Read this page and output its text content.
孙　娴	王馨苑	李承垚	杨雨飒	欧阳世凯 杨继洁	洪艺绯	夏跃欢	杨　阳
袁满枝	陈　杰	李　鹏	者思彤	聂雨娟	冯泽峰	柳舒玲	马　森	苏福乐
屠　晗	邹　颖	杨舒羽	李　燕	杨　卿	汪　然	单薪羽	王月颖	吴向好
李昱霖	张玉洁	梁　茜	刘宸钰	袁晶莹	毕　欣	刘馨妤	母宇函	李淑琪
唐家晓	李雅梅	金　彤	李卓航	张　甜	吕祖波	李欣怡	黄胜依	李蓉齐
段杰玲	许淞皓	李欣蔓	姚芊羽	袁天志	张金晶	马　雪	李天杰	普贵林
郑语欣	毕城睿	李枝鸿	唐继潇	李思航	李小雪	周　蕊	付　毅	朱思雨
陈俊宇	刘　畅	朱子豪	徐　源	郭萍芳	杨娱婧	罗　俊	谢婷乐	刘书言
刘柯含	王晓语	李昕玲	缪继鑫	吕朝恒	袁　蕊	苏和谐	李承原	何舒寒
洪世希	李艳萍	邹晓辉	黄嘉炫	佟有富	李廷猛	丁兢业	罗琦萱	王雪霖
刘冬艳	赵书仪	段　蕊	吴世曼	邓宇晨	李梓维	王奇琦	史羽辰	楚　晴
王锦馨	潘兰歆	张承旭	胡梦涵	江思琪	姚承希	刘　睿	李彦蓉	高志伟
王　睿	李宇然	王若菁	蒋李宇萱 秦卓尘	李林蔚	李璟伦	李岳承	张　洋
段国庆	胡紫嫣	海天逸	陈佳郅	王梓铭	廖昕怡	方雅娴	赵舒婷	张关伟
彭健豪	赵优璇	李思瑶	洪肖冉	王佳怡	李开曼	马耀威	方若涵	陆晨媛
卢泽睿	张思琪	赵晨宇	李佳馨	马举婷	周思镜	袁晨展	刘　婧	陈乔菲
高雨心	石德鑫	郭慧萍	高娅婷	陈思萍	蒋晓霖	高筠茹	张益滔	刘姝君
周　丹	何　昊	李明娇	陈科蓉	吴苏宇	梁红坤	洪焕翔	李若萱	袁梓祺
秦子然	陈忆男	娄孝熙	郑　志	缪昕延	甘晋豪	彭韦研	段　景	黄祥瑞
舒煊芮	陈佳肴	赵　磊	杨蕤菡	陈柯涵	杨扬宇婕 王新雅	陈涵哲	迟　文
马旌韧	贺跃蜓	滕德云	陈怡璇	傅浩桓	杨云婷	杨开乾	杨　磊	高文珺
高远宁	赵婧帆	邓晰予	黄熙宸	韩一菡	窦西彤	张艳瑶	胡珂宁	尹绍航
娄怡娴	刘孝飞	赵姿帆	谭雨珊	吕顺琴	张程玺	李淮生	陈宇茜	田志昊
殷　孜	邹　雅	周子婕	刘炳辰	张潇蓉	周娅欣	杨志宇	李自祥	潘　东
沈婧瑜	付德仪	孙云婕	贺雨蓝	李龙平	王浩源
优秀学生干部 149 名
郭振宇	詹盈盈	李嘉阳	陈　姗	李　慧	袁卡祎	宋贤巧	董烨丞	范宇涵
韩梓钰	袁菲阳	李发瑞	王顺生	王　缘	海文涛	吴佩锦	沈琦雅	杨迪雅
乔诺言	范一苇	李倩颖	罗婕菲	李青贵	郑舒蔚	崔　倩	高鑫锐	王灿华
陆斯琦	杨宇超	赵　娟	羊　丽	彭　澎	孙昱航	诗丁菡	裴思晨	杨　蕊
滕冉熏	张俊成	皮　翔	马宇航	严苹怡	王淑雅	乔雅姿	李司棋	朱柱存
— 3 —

※

Goal —
Quote the entire listing above exactly.

The response —
Read this page and output its text content.
孙　娴	王馨苑	李承垚	杨雨飒	欧阳世凯 杨继洁	洪艺绯	夏跃欢	杨　阳
袁满枝	陈　杰	李　鹏	者思彤	聂雨娟	冯泽峰	柳舒玲	马　森	苏福乐
屠　晗	邹　颖	杨舒羽	李　燕	杨　卿	汪　然	单薪羽	王月颖	吴向好
李昱霖	张玉洁	梁　茜	刘宸钰	袁晶莹	毕　欣	刘馨妤	母宇函	李淑琪
唐家晓	李雅梅	金　彤	李卓航	张　甜	吕祖波	李欣怡	黄胜依	李蓉齐
段杰玲	许淞皓	李欣蔓	姚芊羽	袁天志	张金晶	马　雪	李天杰	普贵林
郑语欣	毕城睿	李枝鸿	唐继潇	李思航	李小雪	周　蕊	付　毅	朱思雨
陈俊宇	刘　畅	朱子豪	徐　源	郭萍芳	杨娱婧	罗　俊	谢婷乐	刘书言
刘柯含	王晓语	李昕玲	缪继鑫	吕朝恒	袁　蕊	苏和谐	李承原	何舒寒
洪世希	李艳萍	邹晓辉	黄嘉炫	佟有富	李廷猛	丁兢业	罗琦萱	王雪霖
刘冬艳	赵书仪	段　蕊	吴世曼	邓宇晨	李梓维	王奇琦	史羽辰	楚　晴
王锦馨	潘兰歆	张承旭	胡梦涵	江思琪	姚承希	刘　睿	李彦蓉	高志伟
王　睿	李宇然	王若菁	蒋李宇萱 秦卓尘	李林蔚	李璟伦	李岳承	张　洋
段国庆	胡紫嫣	海天逸	陈佳郅	王梓铭	廖昕怡	方雅娴	赵舒婷	张关伟
彭健豪	赵优璇	李思瑶	洪肖冉	王佳怡	李开曼	马耀威	方若涵	陆晨媛
卢泽睿	张思琪	赵晨宇	李佳馨	马举婷	周思镜	袁晨展	刘　婧	陈乔菲
高雨心	石德鑫	郭慧萍	高娅婷	陈思萍	蒋晓霖	高筠茹	张益滔	刘姝君
周　丹	何　昊	李明娇	陈科蓉	吴苏宇	梁红坤	洪焕翔	李若萱	袁梓祺
秦子然	陈忆男	娄孝熙	郑　志	缪昕延	甘晋豪	彭韦研	段　景	黄祥瑞
舒煊芮	陈佳肴	赵　磊	杨蕤菡	陈柯涵	杨扬宇婕 王新雅	陈涵哲	迟　文
马旌韧	贺跃蜓	滕德云	陈怡璇	傅浩桓	杨云婷	杨开乾	杨　磊	高文珺
高远宁	赵婧帆	邓晰予	黄熙宸	韩一菡	窦西彤	张艳瑶	胡珂宁	尹绍航
娄怡娴	刘孝飞	赵姿帆	谭雨珊	吕顺琴	张程玺	李淮生	陈宇茜	田志昊
殷　孜	邹　雅	周子婕	刘炳辰	张潇蓉	周娅欣	杨志宇	李自祥	潘　东
沈婧瑜	付德仪	孙云婕	贺雨蓝	李龙平	王浩源
优秀学生干部 149 名
郭振宇	詹盈盈	李嘉阳	陈　姗	李　慧	袁卡祎	宋贤巧	董烨丞	范宇涵
韩梓钰	袁菲阳	李发瑞	王顺生	王　缘	海文涛	吴佩锦	沈琦雅	杨迪雅
乔诺言	范一苇	李倩颖	罗婕菲	李青贵	郑舒蔚	崔　倩	高鑫锐	王灿华
陆斯琦	杨宇超	赵　娟	羊　丽	彭　澎	孙昱航	诗丁菡	裴思晨	杨　蕊
滕冉熏	张俊成	皮　翔	马宇航	严苹怡	王淑雅	乔雅姿	李司棋	朱柱存
— 3 —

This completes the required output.